## Task directions
Select all lines holding the word "racial" from the entries that follow.

[Recorded data]
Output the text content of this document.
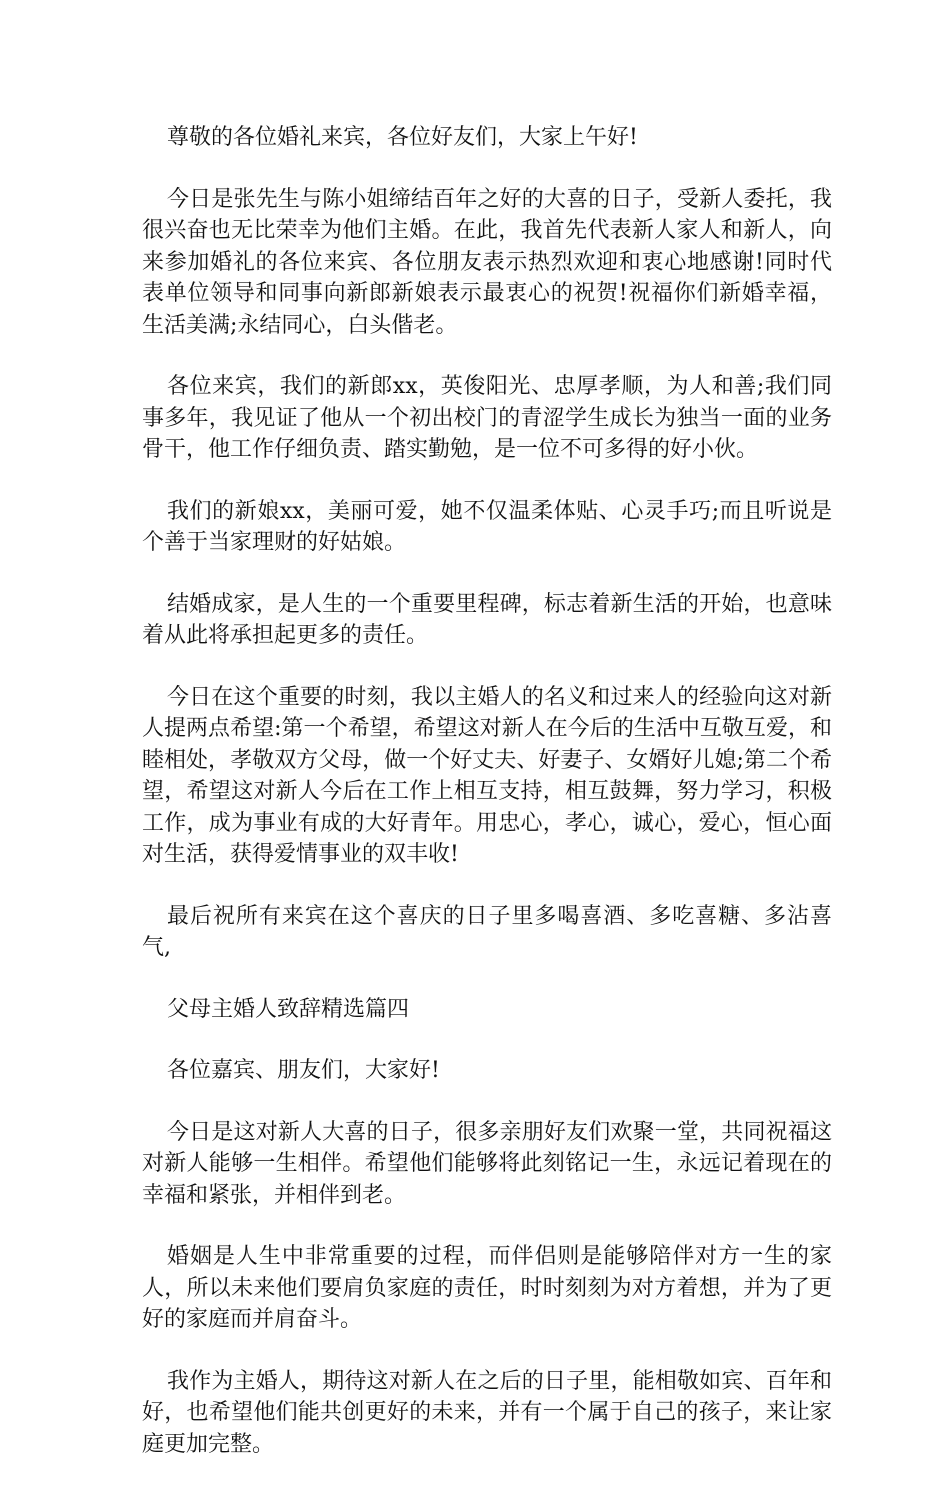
尊敬的各位婚礼来宾，各位好友们，大家上午好!

今日是张先生与陈小姐缔结百年之好的大喜的日子，受新人委托，我很兴奋也无比荣幸为他们主婚。在此，我首先代表新人家人和新人，向来参加婚礼的各位来宾、各位朋友表示热烈欢迎和衷心地感谢!同时代表单位领导和同事向新郎新娘表示最衷心的祝贺!祝福你们新婚幸福，生活美满;永结同心，白头偕老。

各位来宾，我们的新郎xx，英俊阳光、忠厚孝顺，为人和善;我们同事多年，我见证了他从一个初出校门的青涩学生成长为独当一面的业务骨干，他工作仔细负责、踏实勤勉，是一位不可多得的好小伙。

我们的新娘xx，美丽可爱，她不仅温柔体贴、心灵手巧;而且听说是个善于当家理财的好姑娘。

结婚成家，是人生的一个重要里程碑，标志着新生活的开始，也意味着从此将承担起更多的责任。

今日在这个重要的时刻，我以主婚人的名义和过来人的经验向这对新人提两点希望:第一个希望，希望这对新人在今后的生活中互敬互爱，和睦相处，孝敬双方父母，做一个好丈夫、好妻子、女婿好儿媳;第二个希望，希望这对新人今后在工作上相互支持，相互鼓舞，努力学习，积极工作，成为事业有成的大好青年。用忠心，孝心，诚心，爱心，恒心面对生活，获得爱情事业的双丰收!

最后祝所有来宾在这个喜庆的日子里多喝喜酒、多吃喜糖、多沾喜气,

父母主婚人致辞精选篇四

各位嘉宾、朋友们，大家好!

今日是这对新人大喜的日子，很多亲朋好友们欢聚一堂，共同祝福这对新人能够一生相伴。希望他们能够将此刻铭记一生，永远记着现在的幸福和紧张，并相伴到老。

婚姻是人生中非常重要的过程，而伴侣则是能够陪伴对方一生的家人，所以未来他们要肩负家庭的责任，时时刻刻为对方着想，并为了更好的家庭而并肩奋斗。

我作为主婚人，期待这对新人在之后的日子里，能相敬如宾、百年和好，也希望他们能共创更好的未来，并有一个属于自己的孩子，来让家庭更加完整。
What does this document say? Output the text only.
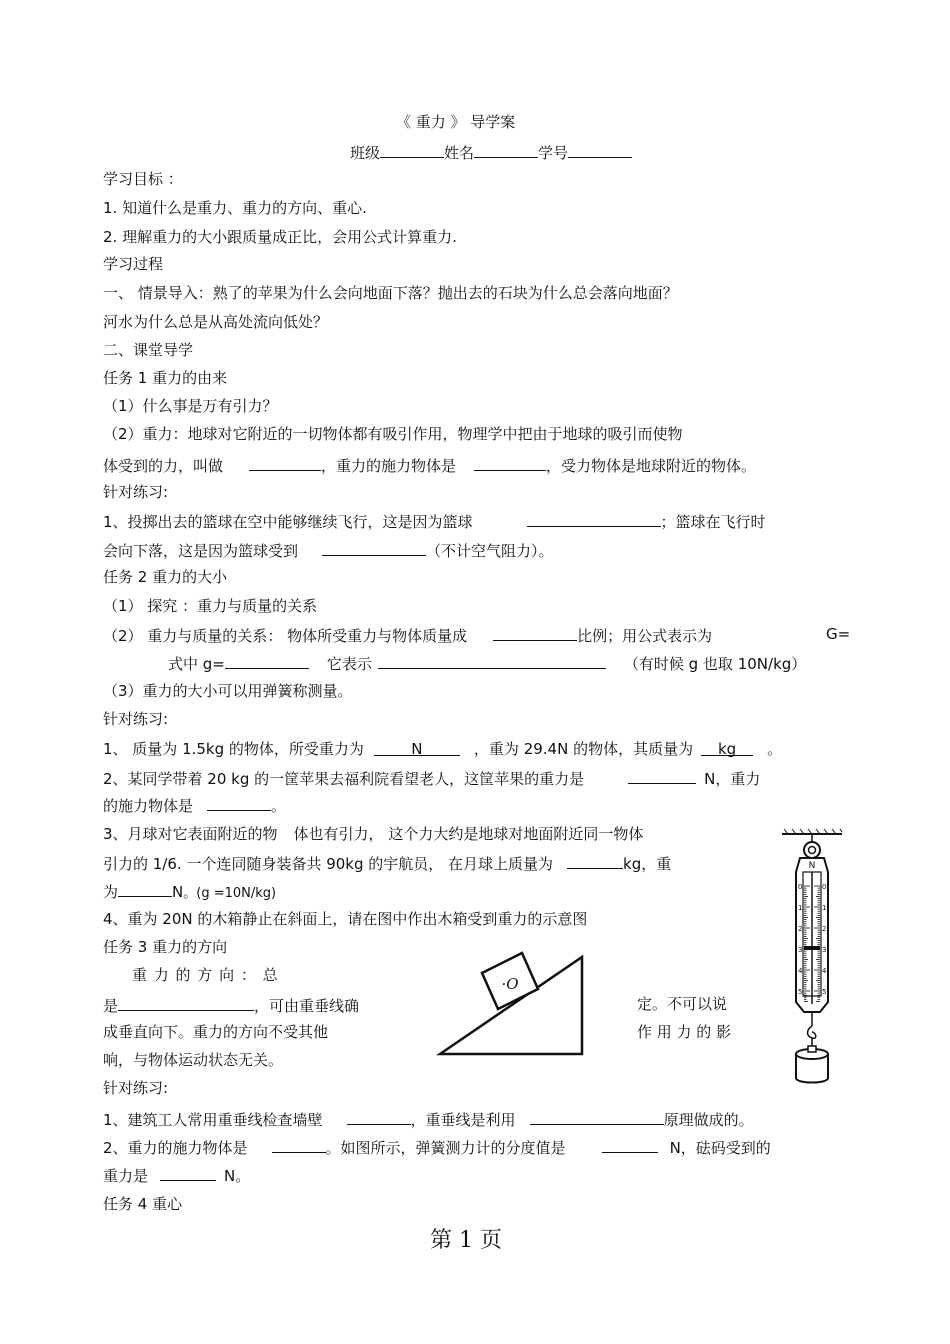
《 重力 》 导学案
班级	姓名	学号
学习目标 ：
1. 知道什么是重力、重力的方向、重心.
2. 理解重力的大小跟质量成正比，会用公式计算重力.
学习过程
一、 情景导入：熟了的苹果为什么会向地面下落？抛出去的石块为什么总会落向地面？
河水为什么总是从高处流向低处？
二、课堂导学
任务 1 重力的由来
（1）什么事是万有引力？
（2）重力：地球对它附近的一切物体都有吸引作用，物理学中把由于地球的吸引而使物
体受到的力，叫做	，重力的施力物体是	，受力物体是地球附近的物体。
针对练习:
1、投掷出去的篮球在空中能够继续飞行，这是因为篮球	；篮球在飞行时
会向下落，这是因为篮球受到	（不计空气阻力）。
任务 2 重力的大小
（1） 探究 ：重力与质量的关系
（2） 重力与质量的关系： 物体所受重力与物体质量成	比例；用公式表示为	G=
式中 g=	它表示	（有时候 g 也取 10N/kg）
（3）重力的大小可以用弹簧称测量。
针对练习:
1、 质量为 1.5kg 的物体，所受重力为	N	，重为 29.4N 的物体，其质量为 kg 。
2、某同学带着 20 kg 的一筐苹果去福利院看望老人，这筐苹果的重力是	N，重力
的施力物体是	。
3、月球对它表面附近的物 体也有引力， 这个力大约是地球对地面附近同一物体
引力的 1/6. 一个连同随身装备共 90kg 的宇航员， 在月球上质量为	kg，重
为	N。(g =10N/kg)
4、重为 20N 的木箱静止在斜面上，请在图中作出木箱受到重力的示意图
任务 3 重力的方向
重 力 的 方 向 ： 总
是	，可由重垂线确	定。不可以说
成垂直向下。重力的方向不受其他	作 用 力 的 影
响，与物体运动状态无关。
针对练习:
1、建筑工人常用重垂线检查墙壁	，重垂线是利用	原理做成的。
2、重力的施力物体是	。如图所示，弹簧测力计的分度值是	N，砝码受到的
重力是	N。
任务 4 重心
第 1 页
·O
N
0
1
2
3
4
5
0
1
2
3
4
5
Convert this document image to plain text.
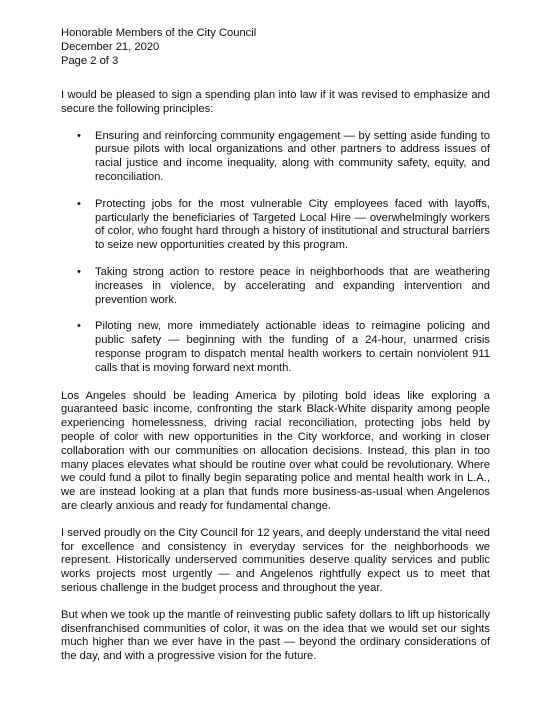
Honorable Members of the City Council
December 21, 2020
Page 2 of 3

I would be pleased to sign a spending plan into law if it was revised to emphasize and secure the following principles:

• Ensuring and reinforcing community engagement — by setting aside funding to pursue pilots with local organizations and other partners to address issues of racial justice and income inequality, along with community safety, equity, and reconciliation.
• Protecting jobs for the most vulnerable City employees faced with layoffs, particularly the beneficiaries of Targeted Local Hire — overwhelmingly workers of color, who fought hard through a history of institutional and structural barriers to seize new opportunities created by this program.
• Taking strong action to restore peace in neighborhoods that are weathering increases in violence, by accelerating and expanding intervention and prevention work.
• Piloting new, more immediately actionable ideas to reimagine policing and public safety — beginning with the funding of a 24-hour, unarmed crisis response program to dispatch mental health workers to certain nonviolent 911 calls that is moving forward next month.

Los Angeles should be leading America by piloting bold ideas like exploring a guaranteed basic income, confronting the stark Black-White disparity among people experiencing homelessness, driving racial reconciliation, protecting jobs held by people of color with new opportunities in the City workforce, and working in closer collaboration with our communities on allocation decisions. Instead, this plan in too many places elevates what should be routine over what could be revolutionary. Where we could fund a pilot to finally begin separating police and mental health work in L.A., we are instead looking at a plan that funds more business-as-usual when Angelenos are clearly anxious and ready for fundamental change.

I served proudly on the City Council for 12 years, and deeply understand the vital need for excellence and consistency in everyday services for the neighborhoods we represent. Historically underserved communities deserve quality services and public works projects most urgently — and Angelenos rightfully expect us to meet that serious challenge in the budget process and throughout the year.

But when we took up the mantle of reinvesting public safety dollars to lift up historically disenfranchised communities of color, it was on the idea that we would set our sights much higher than we ever have in the past — beyond the ordinary considerations of the day, and with a progressive vision for the future.
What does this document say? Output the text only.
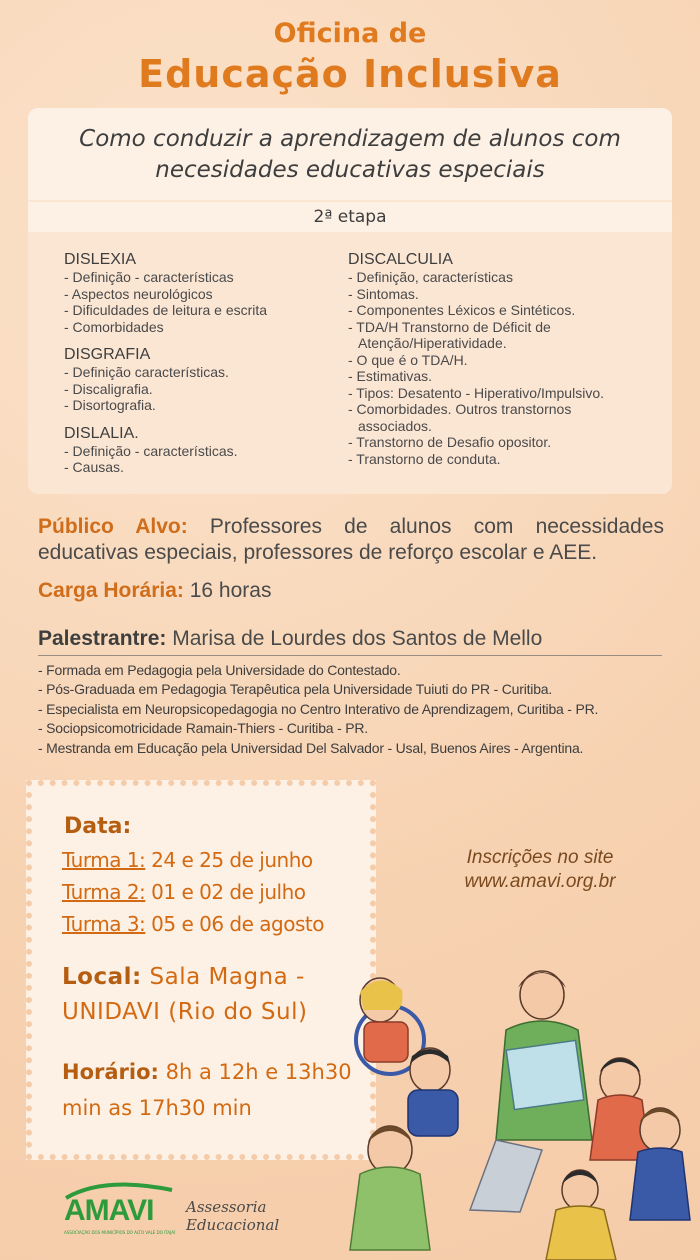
Oficina de
Educação Inclusiva
Como conduzir a aprendizagem de alunos com
necesidades educativas especiais
2ª etapa
DISLEXIA
- Definição - características
- Aspectos neurológicos
- Dificuldades de leitura e escrita
- Comorbidades
DISGRAFIA
- Definição características.
- Discaligrafia.
- Disortografia.
DISLALIA.
- Definição - características.
- Causas.
DISCALCULIA
- Definição, características
- Sintomas.
- Componentes Léxicos e Sintéticos.
- TDA/H Transtorno de Déficit de
Atenção/Hiperatividade.
- O que é o TDA/H.
- Estimativas.
- Tipos: Desatento - Hiperativo/Impulsivo.
- Comorbidades. Outros transtornos
associados.
- Transtorno de Desafio opositor.
- Transtorno de conduta.
Público Alvo: Professores de alunos com necessidades educativas especiais, professores de reforço escolar e AEE.
Carga Horária: 16 horas
Palestrantre: Marisa de Lourdes dos Santos de Mello
- Formada em Pedagogia pela Universidade do Contestado.
- Pós-Graduada em Pedagogia Terapêutica pela Universidade Tuiuti do PR - Curitiba.
- Especialista em Neuropsicopedagogia no Centro Interativo de Aprendizagem, Curitiba - PR.
- Sociopsicomotricidade Ramain-Thiers - Curitiba - PR.
- Mestranda em Educação pela Universidad Del Salvador - Usal, Buenos Aires - Argentina.
Data:
Turma 1: 24 e 25 de junho
Turma 2: 01 e 02 de julho
Turma 3: 05 e 06 de agosto
Local: Sala Magna - UNIDAVI (Rio do Sul)
Horário: 8h a 12h e 13h30 min as 17h30 min
Inscrições no site
www.amavi.org.br
AMAVI
ASSOCIAÇÃO DOS MUNICÍPIOS DO ALTO VALE DO ITAJAÍ
Assessoria
Educacional
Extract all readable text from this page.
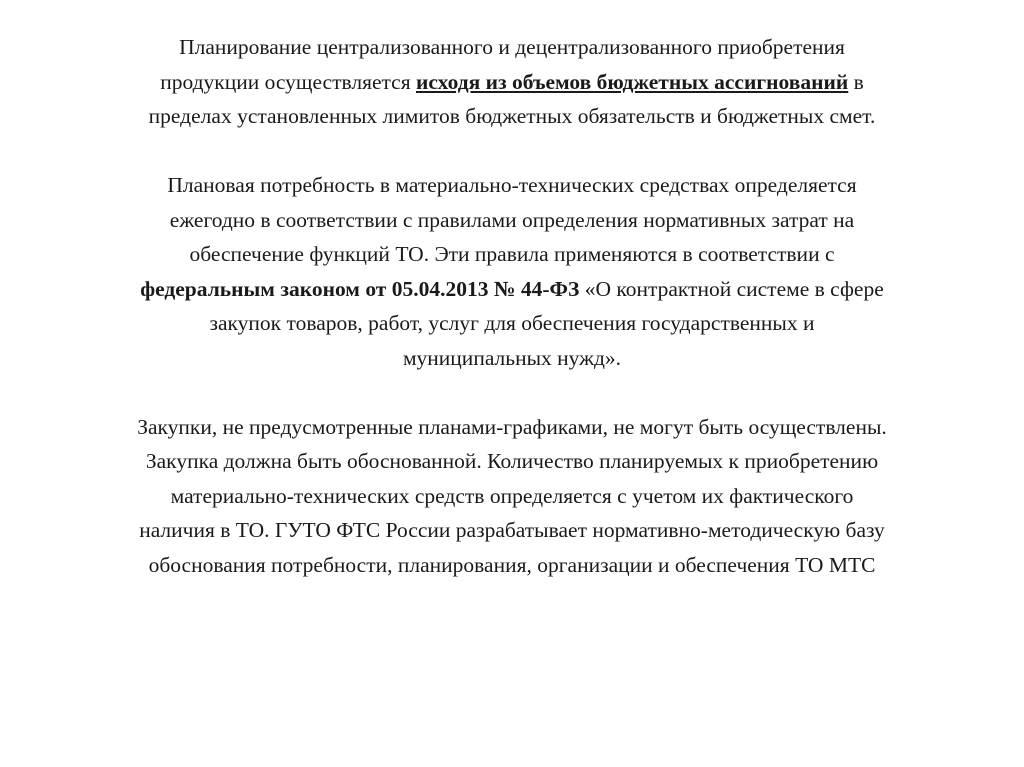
Планирование централизованного и децентрализованного приобретения
продукции осуществляется исходя из объемов бюджетных ассигнований в
пределах установленных лимитов бюджетных обязательств и бюджетных смет.

Плановая потребность в материально-технических средствах определяется
ежегодно в соответствии с правилами определения нормативных затрат на
обеспечение функций ТО. Эти правила применяются в соответствии с
федеральным законом от 05.04.2013 № 44-ФЗ «О контрактной системе в сфере
закупок товаров, работ, услуг для обеспечения государственных и
муниципальных нужд».

Закупки, не предусмотренные планами-графиками, не могут быть осуществлены.
Закупка должна быть обоснованной. Количество планируемых к приобретению
материально-технических средств определяется с учетом их фактического
наличия в ТО. ГУТО ФТС России разрабатывает нормативно-методическую базу
обоснования потребности, планирования, организации и обеспечения ТО МТС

## Exercise solution
• Ensuring and reinforcing community engagement — by setting aside funding to pursue pilots with local organizations and other partners to address issues of racial justice and income inequality, along with community safety, equity, and reconciliation.
Los Angeles should be leading America by piloting bold ideas like exploring a guaranteed basic income, confronting the stark Black-White disparity among people experiencing homelessness, driving racial reconciliation, protecting jobs held by people of color with new opportunities in the City workforce, and working in closer collaboration with our communities on allocation decisions. Instead, this plan in too many places elevates what should be routine over what could be revolutionary. Where we could fund a pilot to finally begin separating police and mental health work in L.A., we are instead looking at a plan that funds more business-as-usual when Angelenos are clearly anxious and ready for fundamental change.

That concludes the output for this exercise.